Records from a collection of figures:
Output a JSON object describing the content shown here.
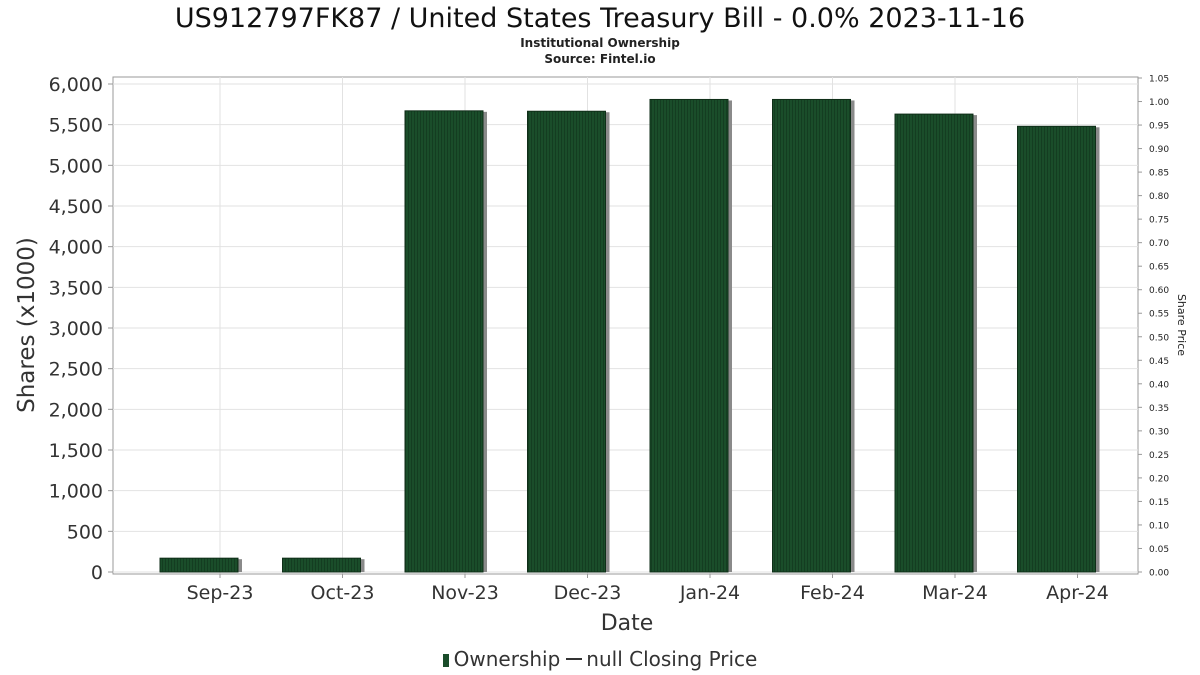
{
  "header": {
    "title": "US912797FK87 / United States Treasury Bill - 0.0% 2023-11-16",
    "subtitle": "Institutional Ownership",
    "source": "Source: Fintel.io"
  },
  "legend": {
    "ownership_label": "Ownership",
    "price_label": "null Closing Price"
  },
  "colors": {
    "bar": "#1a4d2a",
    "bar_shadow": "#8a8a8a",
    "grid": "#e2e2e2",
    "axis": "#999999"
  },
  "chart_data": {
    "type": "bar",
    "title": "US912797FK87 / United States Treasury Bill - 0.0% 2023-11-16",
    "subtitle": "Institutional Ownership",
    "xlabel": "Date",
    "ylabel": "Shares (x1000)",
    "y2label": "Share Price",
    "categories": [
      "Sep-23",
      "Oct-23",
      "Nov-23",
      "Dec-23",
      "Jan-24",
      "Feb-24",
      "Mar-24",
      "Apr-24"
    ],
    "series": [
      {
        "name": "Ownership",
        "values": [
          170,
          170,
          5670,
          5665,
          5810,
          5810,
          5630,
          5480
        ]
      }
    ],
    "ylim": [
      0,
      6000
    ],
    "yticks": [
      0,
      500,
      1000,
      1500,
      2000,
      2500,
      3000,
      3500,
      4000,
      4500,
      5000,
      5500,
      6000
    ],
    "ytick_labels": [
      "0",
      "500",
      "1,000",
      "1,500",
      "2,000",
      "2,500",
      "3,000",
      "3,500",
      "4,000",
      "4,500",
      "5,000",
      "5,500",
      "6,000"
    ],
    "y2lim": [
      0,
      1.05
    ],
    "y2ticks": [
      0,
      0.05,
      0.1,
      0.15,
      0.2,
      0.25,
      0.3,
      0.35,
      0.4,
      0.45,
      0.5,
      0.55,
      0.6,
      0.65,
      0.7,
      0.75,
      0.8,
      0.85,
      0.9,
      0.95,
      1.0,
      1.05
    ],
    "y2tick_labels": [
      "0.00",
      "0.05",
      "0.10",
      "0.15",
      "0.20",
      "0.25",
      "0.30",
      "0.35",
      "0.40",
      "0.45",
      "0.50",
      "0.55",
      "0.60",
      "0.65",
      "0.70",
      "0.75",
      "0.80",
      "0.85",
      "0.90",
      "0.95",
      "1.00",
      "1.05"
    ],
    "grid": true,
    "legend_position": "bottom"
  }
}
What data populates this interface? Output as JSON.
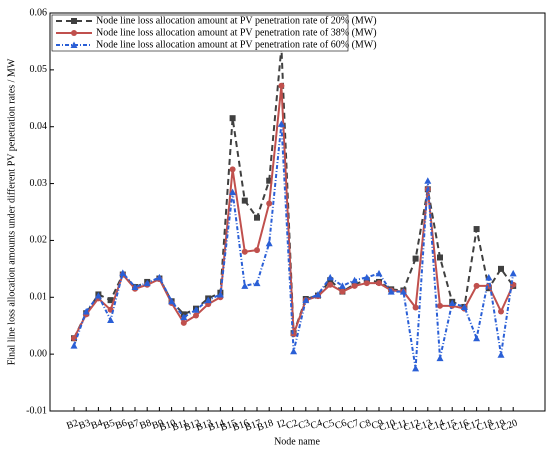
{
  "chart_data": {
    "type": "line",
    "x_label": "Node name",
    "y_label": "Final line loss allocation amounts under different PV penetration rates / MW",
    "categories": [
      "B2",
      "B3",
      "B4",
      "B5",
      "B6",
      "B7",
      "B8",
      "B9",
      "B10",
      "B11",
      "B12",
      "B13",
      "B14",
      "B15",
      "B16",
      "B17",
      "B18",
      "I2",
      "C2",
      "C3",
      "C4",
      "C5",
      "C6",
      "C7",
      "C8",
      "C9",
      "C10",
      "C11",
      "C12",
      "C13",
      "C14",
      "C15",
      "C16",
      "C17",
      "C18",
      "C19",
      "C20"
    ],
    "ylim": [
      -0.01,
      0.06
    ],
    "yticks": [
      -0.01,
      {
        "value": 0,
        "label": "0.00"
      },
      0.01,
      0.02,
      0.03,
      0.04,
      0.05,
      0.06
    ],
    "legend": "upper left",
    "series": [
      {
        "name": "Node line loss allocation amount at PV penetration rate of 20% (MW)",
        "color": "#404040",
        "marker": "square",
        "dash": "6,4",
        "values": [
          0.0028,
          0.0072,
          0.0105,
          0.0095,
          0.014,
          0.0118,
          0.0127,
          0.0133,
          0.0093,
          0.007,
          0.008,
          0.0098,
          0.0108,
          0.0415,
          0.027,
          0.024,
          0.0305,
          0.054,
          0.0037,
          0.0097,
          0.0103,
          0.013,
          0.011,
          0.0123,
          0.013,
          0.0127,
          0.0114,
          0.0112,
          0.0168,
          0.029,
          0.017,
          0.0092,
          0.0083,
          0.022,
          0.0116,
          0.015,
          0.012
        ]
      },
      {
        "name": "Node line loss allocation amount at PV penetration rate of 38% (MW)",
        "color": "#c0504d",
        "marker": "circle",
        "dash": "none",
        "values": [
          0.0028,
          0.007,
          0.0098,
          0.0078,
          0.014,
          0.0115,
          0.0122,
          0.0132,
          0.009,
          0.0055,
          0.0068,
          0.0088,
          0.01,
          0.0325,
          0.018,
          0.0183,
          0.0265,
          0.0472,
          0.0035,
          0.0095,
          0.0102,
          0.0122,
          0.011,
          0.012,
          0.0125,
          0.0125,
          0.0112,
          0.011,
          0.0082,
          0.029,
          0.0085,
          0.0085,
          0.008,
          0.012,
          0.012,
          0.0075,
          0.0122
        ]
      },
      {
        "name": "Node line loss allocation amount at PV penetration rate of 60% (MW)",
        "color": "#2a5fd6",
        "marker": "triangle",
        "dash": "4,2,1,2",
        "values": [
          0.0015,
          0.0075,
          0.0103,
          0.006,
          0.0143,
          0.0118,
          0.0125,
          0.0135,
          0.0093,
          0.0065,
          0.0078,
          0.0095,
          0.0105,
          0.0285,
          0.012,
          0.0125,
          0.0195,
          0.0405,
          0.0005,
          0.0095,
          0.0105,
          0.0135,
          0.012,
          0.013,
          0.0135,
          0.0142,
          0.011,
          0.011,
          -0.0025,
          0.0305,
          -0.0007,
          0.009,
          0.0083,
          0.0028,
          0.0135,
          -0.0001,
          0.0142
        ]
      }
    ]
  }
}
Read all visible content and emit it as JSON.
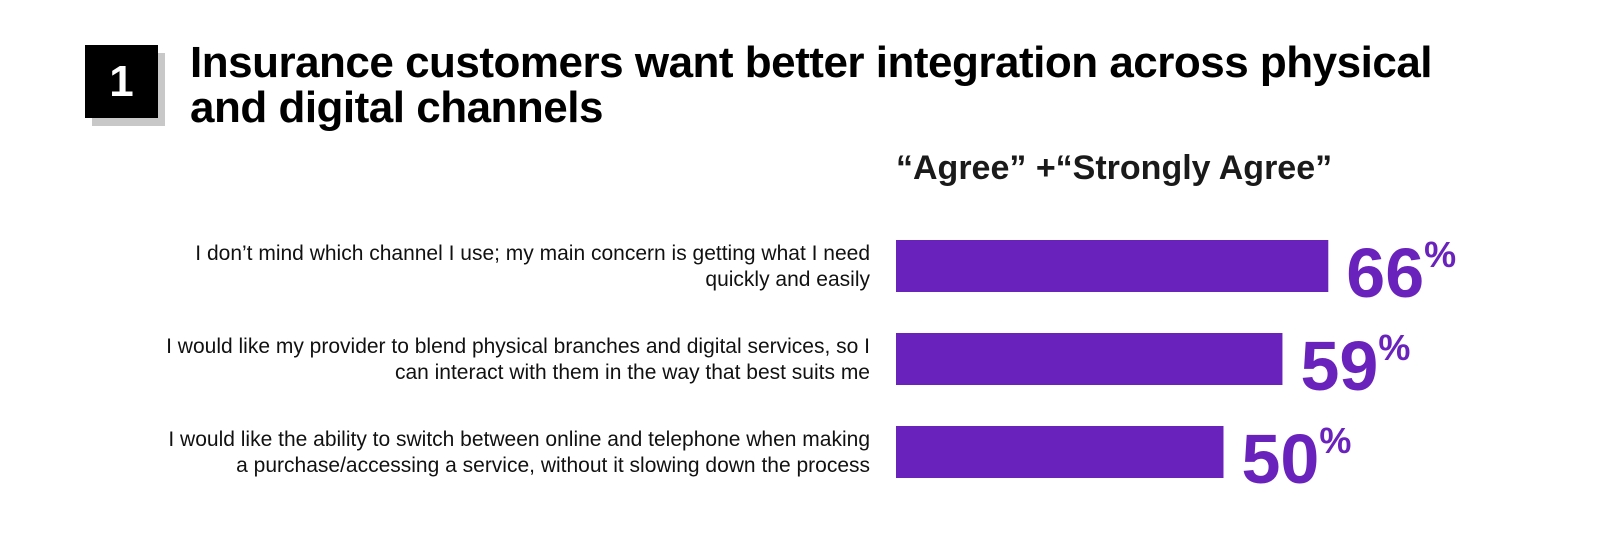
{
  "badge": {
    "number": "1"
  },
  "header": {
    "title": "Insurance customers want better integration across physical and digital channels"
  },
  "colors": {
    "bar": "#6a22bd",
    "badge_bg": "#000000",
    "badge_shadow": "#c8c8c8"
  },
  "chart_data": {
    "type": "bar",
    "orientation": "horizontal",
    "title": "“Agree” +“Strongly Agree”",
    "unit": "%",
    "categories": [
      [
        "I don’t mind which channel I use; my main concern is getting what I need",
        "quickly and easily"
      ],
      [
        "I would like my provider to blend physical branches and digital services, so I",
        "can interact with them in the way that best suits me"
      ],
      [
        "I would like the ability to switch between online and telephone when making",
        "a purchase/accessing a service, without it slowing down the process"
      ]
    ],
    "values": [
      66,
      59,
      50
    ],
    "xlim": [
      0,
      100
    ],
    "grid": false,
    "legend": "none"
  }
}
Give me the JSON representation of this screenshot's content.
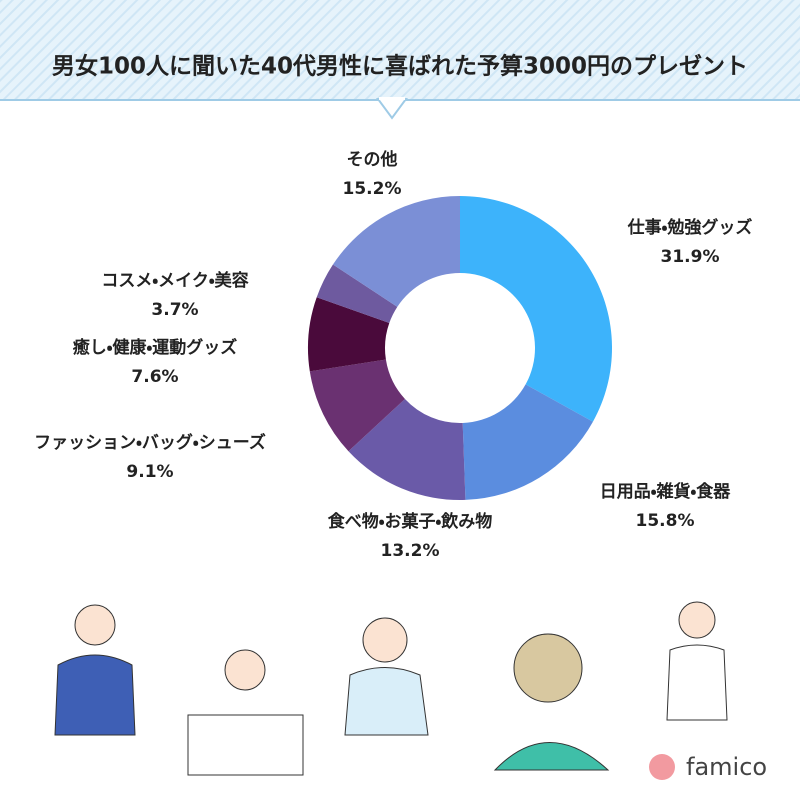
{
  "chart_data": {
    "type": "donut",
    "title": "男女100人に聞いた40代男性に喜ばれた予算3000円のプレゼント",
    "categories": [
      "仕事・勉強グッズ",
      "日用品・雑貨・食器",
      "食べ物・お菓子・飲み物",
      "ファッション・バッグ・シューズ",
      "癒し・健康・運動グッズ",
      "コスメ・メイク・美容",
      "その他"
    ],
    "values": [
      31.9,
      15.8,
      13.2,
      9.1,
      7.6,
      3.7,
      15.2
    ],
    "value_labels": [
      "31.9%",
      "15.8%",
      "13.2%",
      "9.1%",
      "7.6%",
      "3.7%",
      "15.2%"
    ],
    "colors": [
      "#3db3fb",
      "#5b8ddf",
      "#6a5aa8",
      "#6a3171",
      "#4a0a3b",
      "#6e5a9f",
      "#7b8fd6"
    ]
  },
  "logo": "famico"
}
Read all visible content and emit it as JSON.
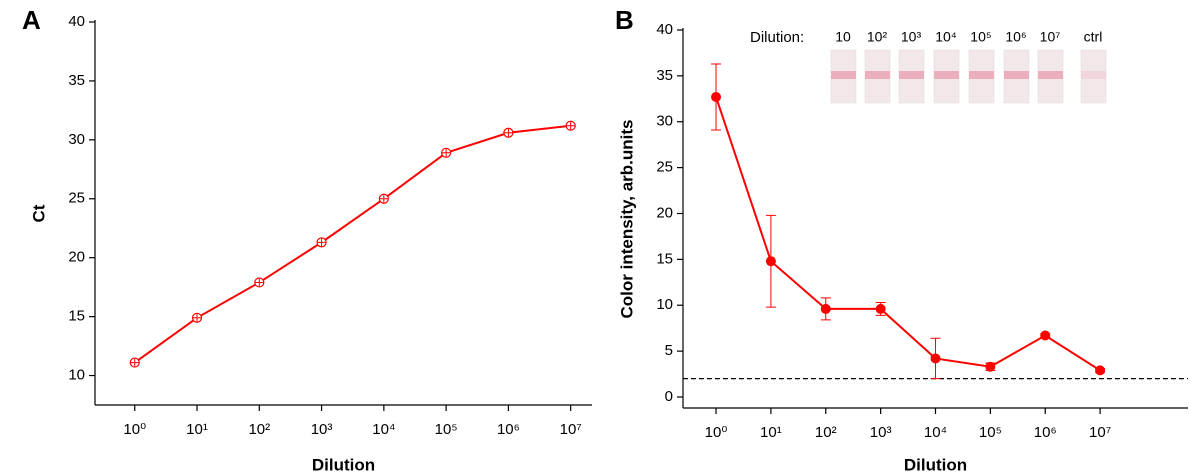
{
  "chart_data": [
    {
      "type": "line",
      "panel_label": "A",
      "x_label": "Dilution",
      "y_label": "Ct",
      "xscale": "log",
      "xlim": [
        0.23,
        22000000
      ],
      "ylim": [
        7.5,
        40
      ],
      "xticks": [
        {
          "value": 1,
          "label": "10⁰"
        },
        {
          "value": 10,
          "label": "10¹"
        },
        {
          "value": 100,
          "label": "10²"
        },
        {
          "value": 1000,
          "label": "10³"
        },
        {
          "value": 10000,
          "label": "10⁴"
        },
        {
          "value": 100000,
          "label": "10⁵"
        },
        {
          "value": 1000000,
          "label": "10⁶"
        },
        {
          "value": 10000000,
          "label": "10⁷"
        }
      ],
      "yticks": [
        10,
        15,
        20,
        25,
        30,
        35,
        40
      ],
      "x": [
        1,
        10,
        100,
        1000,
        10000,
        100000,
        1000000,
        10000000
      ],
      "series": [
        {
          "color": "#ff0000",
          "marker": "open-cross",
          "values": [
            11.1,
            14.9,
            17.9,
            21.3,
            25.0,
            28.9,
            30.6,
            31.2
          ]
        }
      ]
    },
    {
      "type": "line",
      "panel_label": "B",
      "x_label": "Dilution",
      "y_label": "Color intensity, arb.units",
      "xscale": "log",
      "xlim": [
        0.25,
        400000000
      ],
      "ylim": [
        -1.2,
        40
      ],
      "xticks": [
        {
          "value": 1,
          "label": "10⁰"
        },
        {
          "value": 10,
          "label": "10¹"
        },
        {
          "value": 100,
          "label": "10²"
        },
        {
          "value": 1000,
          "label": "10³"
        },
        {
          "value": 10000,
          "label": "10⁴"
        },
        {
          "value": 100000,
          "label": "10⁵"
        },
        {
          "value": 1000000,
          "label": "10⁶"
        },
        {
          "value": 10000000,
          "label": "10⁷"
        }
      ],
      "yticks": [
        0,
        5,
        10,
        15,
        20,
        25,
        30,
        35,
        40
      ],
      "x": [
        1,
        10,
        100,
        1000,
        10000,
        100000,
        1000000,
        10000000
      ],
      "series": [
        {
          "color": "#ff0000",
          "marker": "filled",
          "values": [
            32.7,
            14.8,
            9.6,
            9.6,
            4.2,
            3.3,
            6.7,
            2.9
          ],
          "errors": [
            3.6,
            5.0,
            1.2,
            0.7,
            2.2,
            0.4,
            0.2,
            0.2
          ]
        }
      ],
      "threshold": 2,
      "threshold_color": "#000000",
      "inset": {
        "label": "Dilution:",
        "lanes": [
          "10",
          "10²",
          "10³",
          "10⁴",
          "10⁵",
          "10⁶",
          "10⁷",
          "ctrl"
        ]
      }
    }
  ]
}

=== Set task ===
Tell how many lines above contain the word "Price". Give the number alone.

=== Exercise answer ===
2